Faça isto — Transcreva da coluna sobre a eleição americana tudo o que vai de "Nos últimos meses, o" até "meio dos textos.".

Trecho citado —

|
Próximo Texto | Índice
OMBUDSMAN
Descaso com o império
RENATA LO PRETE
Sob o mais longo ciclo de crescimento da história de seu
país, os norte-americanos irão às
urnas depois de amanhã ameaçando tirar da Casa Branca o
partido que a ocupou durante o
período de prosperidade, para lá
instalar o filho do homem que
Bill Clinton derrotou em 1992.
Ainda que a possibilidade não
se concretize, pesquisas indicam
que o resultado será o mais apertado desde 1960, quando Kennedy bateu Nixon por pouco
mais de cem mil votos.
Somadas a peculiaridade dinástica da disputa, a imprevisibilidade do quadro e a influência da única superpotência sobre
quase tudo à nossa volta, o que
se tem é notícia repleta de aspectos a explorar.
No entanto, basta ir aos arquivos para verificar que a Folha
dispensou à atual campanha
menos atenção que à de quatro
anos atrás, quando o segundo
mandato de Clinton era certeza.
A informação diminuiu em
quantidade e qualidade.
Nos últimos meses, o jornal colecionou omissões em seu noticiário sobre a eleição nos EUA. O
conjunto mostra como é possível
acompanhar mal um assunto
mesmo publicando algo acerca
dele quase todos os dias.
Para falar do básico, até ontem
a Folha não havia resumido o
que se pode esperar de Albert
Gore e de George W. Bush em
questões como educação, saúde e
-mais relevante ao Brasil-
acordos internacionais de comércio. Trouxe apenas referências esparsas no meio dos textos.
Igualmente subestimada foi a
informação de que também o
Congresso pode mudar de mãos.
Assim como os democratas correm risco de perder a Presidência, há chance de os republicanos
ficarem sem o controle da Câmara. Em tese, a maioria democrata deixaria a Casa mais protecionista -de novo, algo com
potenciais consequências para
países como o Brasil.

Trecho dos dados —
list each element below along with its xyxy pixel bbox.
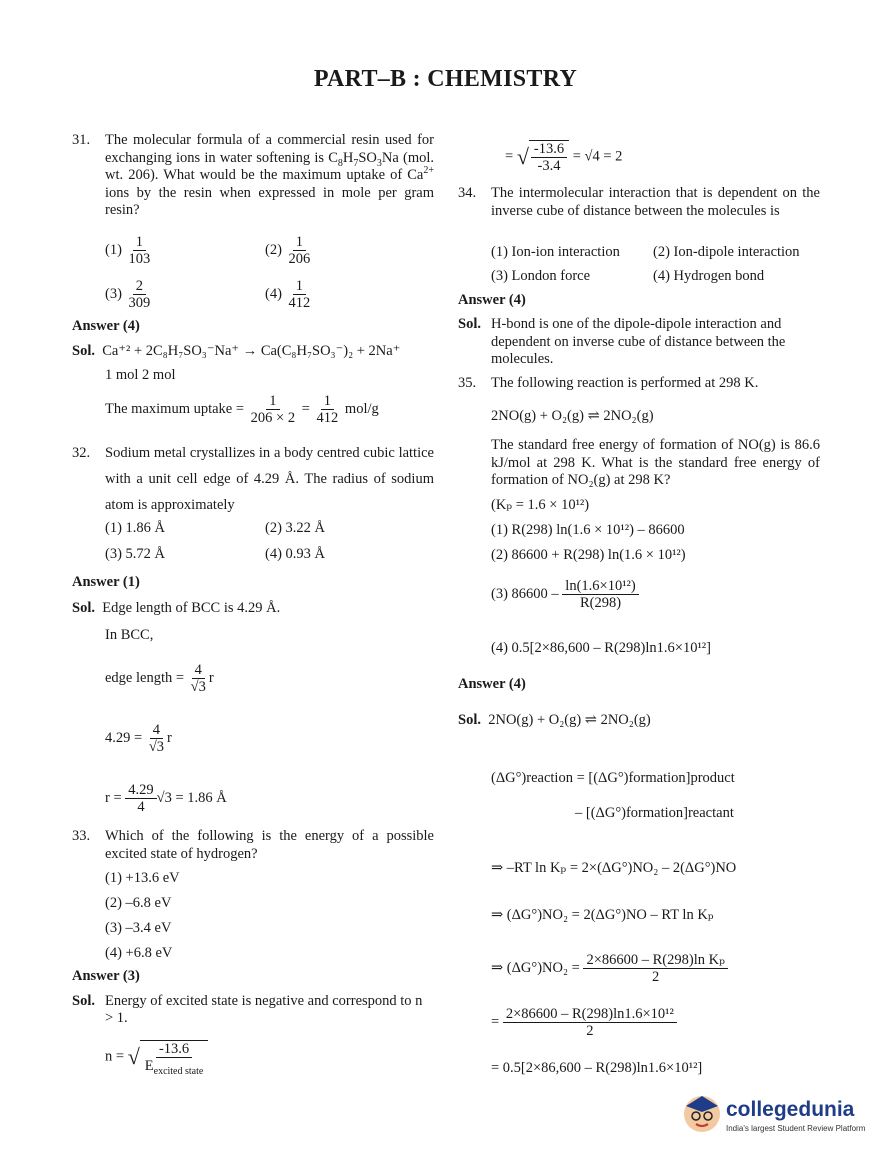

Resultado da tarefa —
Nos últimos meses, o jornal colecionou omissões em seu noticiário sobre a eleição nos EUA. O
conjunto mostra como é possível
acompanhar mal um assunto
mesmo publicando algo acerca
dele quase todos os dias.
Para falar do básico, até ontem
a Folha não havia resumido o
que se pode esperar de Albert
Gore e de George W. Bush em
questões como educação, saúde e
-mais relevante ao Brasil-
acordos internacionais de comércio. Trouxe apenas referências esparsas no meio dos textos.